• Directive
Write each record again exactly as it stands.

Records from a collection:
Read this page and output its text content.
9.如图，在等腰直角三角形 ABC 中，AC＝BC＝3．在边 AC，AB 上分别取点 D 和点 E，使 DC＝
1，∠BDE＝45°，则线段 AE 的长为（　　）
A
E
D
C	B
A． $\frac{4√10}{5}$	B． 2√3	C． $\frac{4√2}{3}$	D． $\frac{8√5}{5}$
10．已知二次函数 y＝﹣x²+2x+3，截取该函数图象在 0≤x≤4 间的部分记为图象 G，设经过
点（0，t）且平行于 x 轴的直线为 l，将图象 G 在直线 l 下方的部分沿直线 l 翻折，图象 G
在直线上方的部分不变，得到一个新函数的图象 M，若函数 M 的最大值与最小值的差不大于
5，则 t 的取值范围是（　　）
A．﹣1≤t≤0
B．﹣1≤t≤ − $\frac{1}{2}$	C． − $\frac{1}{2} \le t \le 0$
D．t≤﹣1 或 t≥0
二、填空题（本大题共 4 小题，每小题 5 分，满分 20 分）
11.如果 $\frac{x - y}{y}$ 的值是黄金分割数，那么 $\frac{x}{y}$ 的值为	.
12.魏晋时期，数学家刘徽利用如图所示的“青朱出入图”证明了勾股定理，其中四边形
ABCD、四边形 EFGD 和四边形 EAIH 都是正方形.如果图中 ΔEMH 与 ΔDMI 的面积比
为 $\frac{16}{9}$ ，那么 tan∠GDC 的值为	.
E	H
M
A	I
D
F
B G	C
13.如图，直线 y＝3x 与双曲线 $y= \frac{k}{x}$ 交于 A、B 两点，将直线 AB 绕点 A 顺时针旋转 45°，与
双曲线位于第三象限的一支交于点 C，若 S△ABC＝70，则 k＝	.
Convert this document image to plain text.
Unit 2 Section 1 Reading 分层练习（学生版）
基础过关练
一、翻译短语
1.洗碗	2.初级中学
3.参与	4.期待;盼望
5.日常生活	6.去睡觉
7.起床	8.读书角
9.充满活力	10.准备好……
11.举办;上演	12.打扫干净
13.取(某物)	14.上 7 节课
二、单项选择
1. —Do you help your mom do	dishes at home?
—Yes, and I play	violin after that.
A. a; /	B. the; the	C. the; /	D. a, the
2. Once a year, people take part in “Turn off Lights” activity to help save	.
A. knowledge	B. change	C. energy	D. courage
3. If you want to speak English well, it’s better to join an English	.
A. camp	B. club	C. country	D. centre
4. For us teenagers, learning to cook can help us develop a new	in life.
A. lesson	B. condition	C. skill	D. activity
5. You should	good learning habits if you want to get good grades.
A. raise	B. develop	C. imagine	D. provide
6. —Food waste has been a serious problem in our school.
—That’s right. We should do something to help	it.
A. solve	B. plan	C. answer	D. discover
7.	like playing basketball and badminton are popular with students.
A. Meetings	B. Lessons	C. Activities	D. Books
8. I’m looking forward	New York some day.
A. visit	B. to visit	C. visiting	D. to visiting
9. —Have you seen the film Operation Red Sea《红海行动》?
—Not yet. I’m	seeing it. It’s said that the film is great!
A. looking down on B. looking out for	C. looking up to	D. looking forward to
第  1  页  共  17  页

• Solution to this task
Read this page and output its text content.
9.如图，在等腰直角三角形 ABC 中，AC＝BC＝3．在边 AC，AB 上分别取点 D 和点 E，使 DC＝
1，∠BDE＝45°，则线段 AE 的长为（　　）
A
E
D
C	B
A． $\frac{4√10}{5}$	B． 2√3	C． $\frac{4√2}{3}$	D． $\frac{8√5}{5}$
10．已知二次函数 y＝﹣x²+2x+3，截取该函数图象在 0≤x≤4 间的部分记为图象 G，设经过
点（0，t）且平行于 x 轴的直线为 l，将图象 G 在直线 l 下方的部分沿直线 l 翻折，图象 G
在直线上方的部分不变，得到一个新函数的图象 M，若函数 M 的最大值与最小值的差不大于
5，则 t 的取值范围是（　　）
A．﹣1≤t≤0
B．﹣1≤t≤ − $\frac{1}{2}$	C． − $\frac{1}{2} \le t \le 0$
D．t≤﹣1 或 t≥0
二、填空题（本大题共 4 小题，每小题 5 分，满分 20 分）
11.如果 $\frac{x - y}{y}$ 的值是黄金分割数，那么 $\frac{x}{y}$ 的值为	.
12.魏晋时期，数学家刘徽利用如图所示的“青朱出入图”证明了勾股定理，其中四边形
ABCD、四边形 EFGD 和四边形 EAIH 都是正方形.如果图中 ΔEMH 与 ΔDMI 的面积比
为 $\frac{16}{9}$ ，那么 tan∠GDC 的值为	.
E	H
M
A	I
D
F
B G	C
13.如图，直线 y＝3x 与双曲线 $y= \frac{k}{x}$ 交于 A、B 两点，将直线 AB 绕点 A 顺时针旋转 45°，与
双曲线位于第三象限的一支交于点 C，若 S△ABC＝70，则 k＝	.
Convert this document image to plain text.
Unit 2 Section 1 Reading 分层练习（学生版）
基础过关练
一、翻译短语
1.洗碗	2.初级中学
3.参与	4.期待;盼望
5.日常生活	6.去睡觉
7.起床	8.读书角
9.充满活力	10.准备好……
11.举办;上演	12.打扫干净
13.取(某物)	14.上 7 节课
二、单项选择
1. —Do you help your mom do	dishes at home?
—Yes, and I play	violin after that.
A. a; /	B. the; the	C. the; /	D. a, the
2. Once a year, people take part in “Turn off Lights” activity to help save	.
A. knowledge	B. change	C. energy	D. courage
3. If you want to speak English well, it’s better to join an English	.
A. camp	B. club	C. country	D. centre
4. For us teenagers, learning to cook can help us develop a new	in life.
A. lesson	B. condition	C. skill	D. activity
5. You should	good learning habits if you want to get good grades.
A. raise	B. develop	C. imagine	D. provide
6. —Food waste has been a serious problem in our school.
—That’s right. We should do something to help	it.
A. solve	B. plan	C. answer	D. discover
7.	like playing basketball and badminton are popular with students.
A. Meetings	B. Lessons	C. Activities	D. Books
8. I’m looking forward	New York some day.
A. visit	B. to visit	C. visiting	D. to visiting
9. —Have you seen the film Operation Red Sea《红海行动》?
—Not yet. I’m	seeing it. It’s said that the film is great!
A. looking down on B. looking out for	C. looking up to	D. looking forward to
第  1  页  共  17  页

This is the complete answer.